_Task prompt_
Gather each line containing the string "What" from these entries.

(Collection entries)
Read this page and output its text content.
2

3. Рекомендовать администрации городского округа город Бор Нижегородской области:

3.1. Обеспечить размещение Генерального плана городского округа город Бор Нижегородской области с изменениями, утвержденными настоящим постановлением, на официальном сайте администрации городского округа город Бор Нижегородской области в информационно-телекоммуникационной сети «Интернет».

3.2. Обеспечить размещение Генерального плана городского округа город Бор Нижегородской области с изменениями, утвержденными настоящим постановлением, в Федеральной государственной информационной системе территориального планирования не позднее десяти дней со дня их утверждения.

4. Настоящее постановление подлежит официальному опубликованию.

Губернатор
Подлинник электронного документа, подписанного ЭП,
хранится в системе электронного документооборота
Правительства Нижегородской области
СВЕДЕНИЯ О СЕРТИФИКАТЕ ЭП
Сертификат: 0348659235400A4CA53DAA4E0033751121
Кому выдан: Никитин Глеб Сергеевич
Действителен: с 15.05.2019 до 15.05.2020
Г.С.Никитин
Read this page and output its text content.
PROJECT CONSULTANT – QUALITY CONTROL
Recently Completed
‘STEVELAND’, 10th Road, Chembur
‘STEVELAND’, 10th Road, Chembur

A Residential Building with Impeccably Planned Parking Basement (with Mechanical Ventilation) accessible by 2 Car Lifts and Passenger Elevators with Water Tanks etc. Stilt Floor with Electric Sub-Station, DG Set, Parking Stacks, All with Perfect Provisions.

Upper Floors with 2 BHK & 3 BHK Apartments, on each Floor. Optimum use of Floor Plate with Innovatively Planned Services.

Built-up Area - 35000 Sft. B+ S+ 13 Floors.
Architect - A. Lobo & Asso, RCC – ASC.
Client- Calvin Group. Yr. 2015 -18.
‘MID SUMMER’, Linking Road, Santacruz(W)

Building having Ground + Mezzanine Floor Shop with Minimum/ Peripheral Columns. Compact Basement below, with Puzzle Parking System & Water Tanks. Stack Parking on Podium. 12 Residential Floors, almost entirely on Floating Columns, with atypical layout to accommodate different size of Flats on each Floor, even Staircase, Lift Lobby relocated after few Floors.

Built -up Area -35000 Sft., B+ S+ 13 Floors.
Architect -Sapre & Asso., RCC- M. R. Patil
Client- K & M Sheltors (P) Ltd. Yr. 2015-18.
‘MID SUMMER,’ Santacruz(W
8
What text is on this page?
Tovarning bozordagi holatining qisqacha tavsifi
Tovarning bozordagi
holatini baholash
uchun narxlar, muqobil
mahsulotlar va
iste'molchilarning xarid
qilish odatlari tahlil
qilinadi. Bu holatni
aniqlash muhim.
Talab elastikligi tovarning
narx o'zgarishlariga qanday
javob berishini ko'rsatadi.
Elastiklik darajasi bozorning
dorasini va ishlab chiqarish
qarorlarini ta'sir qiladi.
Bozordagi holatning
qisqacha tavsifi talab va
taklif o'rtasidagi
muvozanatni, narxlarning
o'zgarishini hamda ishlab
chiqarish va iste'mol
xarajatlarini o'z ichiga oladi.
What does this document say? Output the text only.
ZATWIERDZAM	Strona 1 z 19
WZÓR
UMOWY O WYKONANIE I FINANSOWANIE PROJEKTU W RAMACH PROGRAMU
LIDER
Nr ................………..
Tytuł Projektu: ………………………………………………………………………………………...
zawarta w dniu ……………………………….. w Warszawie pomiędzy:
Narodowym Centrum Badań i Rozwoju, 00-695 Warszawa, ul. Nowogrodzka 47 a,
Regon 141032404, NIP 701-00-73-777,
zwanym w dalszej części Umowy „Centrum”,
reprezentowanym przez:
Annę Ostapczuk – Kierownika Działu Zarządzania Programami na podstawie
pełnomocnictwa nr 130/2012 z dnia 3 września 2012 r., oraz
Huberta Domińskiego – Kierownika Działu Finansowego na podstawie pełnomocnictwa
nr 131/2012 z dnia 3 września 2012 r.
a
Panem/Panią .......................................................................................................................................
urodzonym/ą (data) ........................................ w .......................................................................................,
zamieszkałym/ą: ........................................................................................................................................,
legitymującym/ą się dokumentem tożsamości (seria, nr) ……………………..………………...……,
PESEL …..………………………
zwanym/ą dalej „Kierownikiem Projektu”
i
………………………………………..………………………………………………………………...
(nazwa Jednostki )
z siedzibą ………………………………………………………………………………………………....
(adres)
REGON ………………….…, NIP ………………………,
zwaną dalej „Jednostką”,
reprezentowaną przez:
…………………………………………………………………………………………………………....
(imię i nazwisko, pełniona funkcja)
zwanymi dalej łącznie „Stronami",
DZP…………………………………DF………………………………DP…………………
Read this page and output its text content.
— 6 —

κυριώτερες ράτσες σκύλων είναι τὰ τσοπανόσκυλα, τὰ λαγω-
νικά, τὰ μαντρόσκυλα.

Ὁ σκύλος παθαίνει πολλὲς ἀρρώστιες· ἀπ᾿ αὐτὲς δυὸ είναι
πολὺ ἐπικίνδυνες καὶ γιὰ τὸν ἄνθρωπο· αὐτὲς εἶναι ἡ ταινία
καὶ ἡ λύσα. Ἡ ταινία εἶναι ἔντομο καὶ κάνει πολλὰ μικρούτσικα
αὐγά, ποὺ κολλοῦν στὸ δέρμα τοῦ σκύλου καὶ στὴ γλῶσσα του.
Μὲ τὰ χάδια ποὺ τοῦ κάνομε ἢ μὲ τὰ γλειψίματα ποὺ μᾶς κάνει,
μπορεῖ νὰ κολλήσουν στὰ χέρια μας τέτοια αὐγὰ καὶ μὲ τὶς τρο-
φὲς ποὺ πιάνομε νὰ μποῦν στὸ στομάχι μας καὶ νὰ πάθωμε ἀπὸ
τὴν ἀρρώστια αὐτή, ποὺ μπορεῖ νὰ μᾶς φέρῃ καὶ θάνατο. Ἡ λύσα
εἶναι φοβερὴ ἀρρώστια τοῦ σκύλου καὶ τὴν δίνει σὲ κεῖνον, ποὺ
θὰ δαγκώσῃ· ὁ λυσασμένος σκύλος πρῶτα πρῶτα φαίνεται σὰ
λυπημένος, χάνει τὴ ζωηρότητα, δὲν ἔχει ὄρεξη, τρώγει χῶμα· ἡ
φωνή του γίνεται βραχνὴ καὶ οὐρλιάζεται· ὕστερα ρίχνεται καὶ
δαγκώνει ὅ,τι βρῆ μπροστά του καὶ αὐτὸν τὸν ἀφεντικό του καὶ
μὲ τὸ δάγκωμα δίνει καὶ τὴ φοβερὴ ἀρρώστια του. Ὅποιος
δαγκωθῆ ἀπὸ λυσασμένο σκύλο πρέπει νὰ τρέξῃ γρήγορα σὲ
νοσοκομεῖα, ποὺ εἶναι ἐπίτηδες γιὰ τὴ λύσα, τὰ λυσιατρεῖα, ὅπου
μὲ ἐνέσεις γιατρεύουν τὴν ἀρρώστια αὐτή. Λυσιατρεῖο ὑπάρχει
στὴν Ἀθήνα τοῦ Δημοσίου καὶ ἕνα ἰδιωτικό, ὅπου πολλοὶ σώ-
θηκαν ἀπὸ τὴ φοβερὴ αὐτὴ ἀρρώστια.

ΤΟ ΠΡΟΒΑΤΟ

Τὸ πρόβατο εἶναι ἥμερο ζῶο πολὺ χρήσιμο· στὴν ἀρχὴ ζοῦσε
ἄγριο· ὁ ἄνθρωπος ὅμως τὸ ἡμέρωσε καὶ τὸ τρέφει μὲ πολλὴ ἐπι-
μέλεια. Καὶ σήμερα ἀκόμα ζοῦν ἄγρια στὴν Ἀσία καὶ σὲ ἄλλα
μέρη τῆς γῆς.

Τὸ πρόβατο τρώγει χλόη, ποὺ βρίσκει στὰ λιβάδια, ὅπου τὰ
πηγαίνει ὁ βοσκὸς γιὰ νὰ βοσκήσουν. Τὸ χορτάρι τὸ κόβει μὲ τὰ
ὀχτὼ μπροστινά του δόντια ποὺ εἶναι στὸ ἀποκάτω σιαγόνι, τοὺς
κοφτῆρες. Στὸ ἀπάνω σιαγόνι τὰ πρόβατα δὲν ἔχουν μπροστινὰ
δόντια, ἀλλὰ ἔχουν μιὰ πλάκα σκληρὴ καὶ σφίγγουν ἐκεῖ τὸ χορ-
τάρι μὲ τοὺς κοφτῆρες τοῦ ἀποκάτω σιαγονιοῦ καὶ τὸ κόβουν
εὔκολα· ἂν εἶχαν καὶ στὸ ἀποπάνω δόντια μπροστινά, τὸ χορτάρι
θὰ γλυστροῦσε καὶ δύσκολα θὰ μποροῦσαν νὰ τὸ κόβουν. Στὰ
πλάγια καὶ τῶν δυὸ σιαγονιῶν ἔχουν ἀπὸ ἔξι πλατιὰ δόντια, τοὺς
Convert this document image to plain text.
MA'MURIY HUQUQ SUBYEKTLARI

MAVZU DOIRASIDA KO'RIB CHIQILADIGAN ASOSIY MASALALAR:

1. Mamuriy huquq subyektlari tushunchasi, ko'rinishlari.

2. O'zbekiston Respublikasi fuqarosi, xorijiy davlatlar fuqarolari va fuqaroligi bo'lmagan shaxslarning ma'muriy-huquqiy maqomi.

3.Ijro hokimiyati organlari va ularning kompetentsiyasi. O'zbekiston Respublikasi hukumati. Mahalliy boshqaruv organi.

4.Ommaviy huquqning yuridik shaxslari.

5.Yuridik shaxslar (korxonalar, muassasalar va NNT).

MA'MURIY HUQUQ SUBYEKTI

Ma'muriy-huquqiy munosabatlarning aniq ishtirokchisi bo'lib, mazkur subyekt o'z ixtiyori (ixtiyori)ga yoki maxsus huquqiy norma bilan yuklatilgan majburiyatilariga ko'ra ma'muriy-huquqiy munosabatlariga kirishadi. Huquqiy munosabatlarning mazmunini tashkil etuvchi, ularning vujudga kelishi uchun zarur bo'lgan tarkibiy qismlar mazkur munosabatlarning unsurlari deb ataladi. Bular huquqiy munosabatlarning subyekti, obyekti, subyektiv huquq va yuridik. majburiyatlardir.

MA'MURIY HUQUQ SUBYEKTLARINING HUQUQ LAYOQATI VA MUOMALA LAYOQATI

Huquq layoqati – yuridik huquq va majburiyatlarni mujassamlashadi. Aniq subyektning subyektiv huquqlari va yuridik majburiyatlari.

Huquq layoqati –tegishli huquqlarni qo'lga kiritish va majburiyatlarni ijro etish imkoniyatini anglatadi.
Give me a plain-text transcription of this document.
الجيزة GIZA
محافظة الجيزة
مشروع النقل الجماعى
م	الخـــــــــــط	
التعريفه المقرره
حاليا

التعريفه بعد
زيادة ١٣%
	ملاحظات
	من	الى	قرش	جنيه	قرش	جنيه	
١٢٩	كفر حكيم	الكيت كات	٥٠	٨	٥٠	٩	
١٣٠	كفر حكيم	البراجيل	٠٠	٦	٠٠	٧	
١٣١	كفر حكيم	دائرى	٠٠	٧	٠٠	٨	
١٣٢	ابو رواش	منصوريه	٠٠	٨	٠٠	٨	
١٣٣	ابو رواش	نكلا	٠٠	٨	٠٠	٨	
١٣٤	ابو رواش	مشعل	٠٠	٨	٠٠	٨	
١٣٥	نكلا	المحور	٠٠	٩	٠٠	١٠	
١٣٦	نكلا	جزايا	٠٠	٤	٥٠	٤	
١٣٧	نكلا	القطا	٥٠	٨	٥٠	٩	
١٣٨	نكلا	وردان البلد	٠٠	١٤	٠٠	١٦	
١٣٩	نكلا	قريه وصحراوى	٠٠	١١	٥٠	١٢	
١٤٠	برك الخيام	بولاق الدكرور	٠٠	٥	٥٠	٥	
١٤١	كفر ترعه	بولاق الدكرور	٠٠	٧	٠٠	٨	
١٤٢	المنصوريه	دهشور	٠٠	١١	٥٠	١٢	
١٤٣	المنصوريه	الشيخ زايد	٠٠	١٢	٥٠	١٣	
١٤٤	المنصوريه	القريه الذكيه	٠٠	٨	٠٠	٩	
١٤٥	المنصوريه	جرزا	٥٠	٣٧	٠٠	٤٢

_The completed task_
What text is on this page?
What does this document say? Output the text only.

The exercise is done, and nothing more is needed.